§ Short exercise
Rewrite the material below as a two-column CSV headed input and output, with one row for each text and its answer. Put each value in a single quoted field, and replace its line breaks with spaces.

━━━━━━

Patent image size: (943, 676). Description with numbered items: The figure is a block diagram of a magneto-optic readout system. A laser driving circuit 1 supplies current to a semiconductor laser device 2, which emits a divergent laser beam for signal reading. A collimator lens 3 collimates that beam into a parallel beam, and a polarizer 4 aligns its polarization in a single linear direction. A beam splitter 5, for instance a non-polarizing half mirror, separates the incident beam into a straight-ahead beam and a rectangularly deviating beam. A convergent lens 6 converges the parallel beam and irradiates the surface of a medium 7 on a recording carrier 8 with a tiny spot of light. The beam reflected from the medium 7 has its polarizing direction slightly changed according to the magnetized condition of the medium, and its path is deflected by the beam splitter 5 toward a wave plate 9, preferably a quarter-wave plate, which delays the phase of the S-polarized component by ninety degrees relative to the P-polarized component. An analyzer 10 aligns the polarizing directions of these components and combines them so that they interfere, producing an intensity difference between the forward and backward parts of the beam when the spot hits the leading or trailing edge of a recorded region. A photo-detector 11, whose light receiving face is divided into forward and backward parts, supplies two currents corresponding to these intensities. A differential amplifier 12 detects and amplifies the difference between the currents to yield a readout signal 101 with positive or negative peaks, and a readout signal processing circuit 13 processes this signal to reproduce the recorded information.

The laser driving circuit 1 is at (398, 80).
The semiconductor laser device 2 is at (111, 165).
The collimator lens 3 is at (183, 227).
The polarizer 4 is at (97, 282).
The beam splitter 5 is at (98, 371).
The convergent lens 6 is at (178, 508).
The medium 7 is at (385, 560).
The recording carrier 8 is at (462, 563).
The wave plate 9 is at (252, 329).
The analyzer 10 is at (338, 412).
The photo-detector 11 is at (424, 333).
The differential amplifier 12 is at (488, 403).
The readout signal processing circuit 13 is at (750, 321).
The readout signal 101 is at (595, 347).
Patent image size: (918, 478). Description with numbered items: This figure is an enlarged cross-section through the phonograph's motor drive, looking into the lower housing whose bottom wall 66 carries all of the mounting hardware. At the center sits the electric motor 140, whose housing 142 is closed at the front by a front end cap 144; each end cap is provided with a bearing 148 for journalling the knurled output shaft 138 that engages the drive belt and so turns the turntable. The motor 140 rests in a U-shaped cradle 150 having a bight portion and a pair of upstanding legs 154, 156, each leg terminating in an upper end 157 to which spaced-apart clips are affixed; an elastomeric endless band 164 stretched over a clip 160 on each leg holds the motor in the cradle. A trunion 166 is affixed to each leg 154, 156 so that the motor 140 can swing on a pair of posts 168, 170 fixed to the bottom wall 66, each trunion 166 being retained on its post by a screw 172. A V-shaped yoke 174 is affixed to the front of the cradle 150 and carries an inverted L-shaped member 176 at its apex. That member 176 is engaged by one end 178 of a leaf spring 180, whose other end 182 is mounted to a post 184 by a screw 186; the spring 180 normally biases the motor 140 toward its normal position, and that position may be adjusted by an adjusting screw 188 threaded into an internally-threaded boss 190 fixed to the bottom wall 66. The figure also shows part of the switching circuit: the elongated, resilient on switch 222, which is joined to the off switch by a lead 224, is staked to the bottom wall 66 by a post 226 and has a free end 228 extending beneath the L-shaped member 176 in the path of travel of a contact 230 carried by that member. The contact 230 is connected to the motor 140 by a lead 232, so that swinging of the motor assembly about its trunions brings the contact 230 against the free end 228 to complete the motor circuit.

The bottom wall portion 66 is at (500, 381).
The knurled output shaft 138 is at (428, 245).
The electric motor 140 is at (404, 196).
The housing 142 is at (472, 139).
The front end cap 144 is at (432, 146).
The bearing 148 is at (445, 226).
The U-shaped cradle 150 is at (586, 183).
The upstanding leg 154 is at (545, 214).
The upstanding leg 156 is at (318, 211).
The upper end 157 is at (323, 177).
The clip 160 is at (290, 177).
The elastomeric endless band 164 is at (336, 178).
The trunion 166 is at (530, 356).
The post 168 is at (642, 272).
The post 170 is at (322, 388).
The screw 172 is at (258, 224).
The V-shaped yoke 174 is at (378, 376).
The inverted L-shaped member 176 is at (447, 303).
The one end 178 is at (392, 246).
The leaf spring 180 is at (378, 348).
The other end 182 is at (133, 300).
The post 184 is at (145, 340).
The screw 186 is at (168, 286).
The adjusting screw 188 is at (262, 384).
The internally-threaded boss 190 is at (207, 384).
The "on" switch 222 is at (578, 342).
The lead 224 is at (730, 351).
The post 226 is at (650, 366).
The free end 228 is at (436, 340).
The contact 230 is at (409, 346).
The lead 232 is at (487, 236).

━━━━━━

§ Answer for this exercise
input,output
"Patent image size: (943, 676). Description with numbered items: The figure is a block diagram of a magneto-optic readout system. A laser driving circuit 1 supplies current to a semiconductor laser device 2, which emits a divergent laser beam for signal reading. A collimator lens 3 collimates that beam into a parallel beam, and a polarizer 4 aligns its polarization in a single linear direction. A beam splitter 5, for instance a non-polarizing half mirror, separates the incident beam into a straight-ahead beam and a rectangularly deviating beam. A convergent lens 6 converges the parallel beam and irradiates the surface of a medium 7 on a recording carrier 8 with a tiny spot of light. The beam reflected from the medium 7 has its polarizing direction slightly changed according to the magnetized condition of the medium, and its path is deflected by the beam splitter 5 toward a wave plate 9, preferably a quarter-wave plate, which delays the phase of the S-polarized component by ninety degrees relative to the P-polarized component. An analyzer 10 aligns the polarizing directions of these components and combines them so that they interfere, producing an intensity difference between the forward and backward parts of the beam when the spot hits the leading or trailing edge of a recorded region. A photo-detector 11, whose light receiving face is divided into forward and backward parts, supplies two currents corresponding to these intensities. A differential amplifier 12 detects and amplifies the difference between the currents to yield a readout signal 101 with positive or negative peaks, and a readout signal processing circuit 13 processes this signal to reproduce the recorded information.","The laser driving circuit 1 is at (398, 80). The semiconductor laser device 2 is at (111, 165). The collimator lens 3 is at (183, 227). The polarizer 4 is at (97, 282). The beam splitter 5 is at (98, 371). The convergent lens 6 is at (178, 508). The medium 7 is at (385, 560). The recording carrier 8 is at (462, 563). The wave plate 9 is at (252, 329). The analyzer 10 is at (338, 412). The photo-detector 11 is at (424, 333). The differential amplifier 12 is at (488, 403). The readout signal processing circuit 13 is at (750, 321). The readout signal 101 is at (595, 347)."
"Patent image size: (918, 478). Description with numbered items: This figure is an enlarged cross-section through the phonograph's motor drive, looking into the lower housing whose bottom wall 66 carries all of the mounting hardware. At the center sits the electric motor 140, whose housing 142 is closed at the front by a front end cap 144; each end cap is provided with a bearing 148 for journalling the knurled output shaft 138 that engages the drive belt and so turns the turntable. The motor 140 rests in a U-shaped cradle 150 having a bight portion and a pair of upstanding legs 154, 156, each leg terminating in an upper end 157 to which spaced-apart clips are affixed; an elastomeric endless band 164 stretched over a clip 160 on each leg holds the motor in the cradle. A trunion 166 is affixed to each leg 154, 156 so that the motor 140 can swing on a pair of posts 168, 170 fixed to the bottom wall 66, each trunion 166 being retained on its post by a screw 172. A V-shaped yoke 174 is affixed to the front of the cradle 150 and carries an inverted L-shaped member 176 at its apex. That member 176 is engaged by one end 178 of a leaf spring 180, whose other end 182 is mounted to a post 184 by a screw 186; the spring 180 normally biases the motor 140 toward its normal position, and that position may be adjusted by an adjusting screw 188 threaded into an internally-threaded boss 190 fixed to the bottom wall 66. The figure also shows part of the switching circuit: the elongated, resilient on switch 222, which is joined to the off switch by a lead 224, is staked to the bottom wall 66 by a post 226 and has a free end 228 extending beneath the L-shaped member 176 in the path of travel of a contact 230 carried by that member. The contact 230 is connected to the motor 140 by a lead 232, so that swinging of the motor assembly about its trunions brings the contact 230 against the free end 228 to complete the motor circuit.","The bottom wall portion 66 is at (500, 381). The knurled output shaft 138 is at (428, 245). The electric motor 140 is at (404, 196). The housing 142 is at (472, 139). The front end cap 144 is at (432, 146). The bearing 148 is at (445, 226). The U-shaped cradle 150 is at (586, 183). The upstanding leg 154 is at (545, 214). The upstanding leg 156 is at (318, 211). The upper end 157 is at (323, 177). The clip 160 is at (290, 177). The elastomeric endless band 164 is at (336, 178). The trunion 166 is at (530, 356). The post 168 is at (642, 272). The post 170 is at (322, 388). The screw 172 is at (258, 224). The V-shaped yoke 174 is at (378, 376). The inverted L-shaped member 176 is at (447, 303). The one end 178 is at (392, 246). The leaf spring 180 is at (378, 348). The other end 182 is at (133, 300). The post 184 is at (145, 340). The screw 186 is at (168, 286). The adjusting screw 188 is at (262, 384). The internally-threaded boss 190 is at (207, 384). The ""on"" switch 222 is at (578, 342). The lead 224 is at (730, 351). The post 226 is at (650, 366). The free end 228 is at (436, 340). The contact 230 is at (409, 346). The lead 232 is at (487, 236)."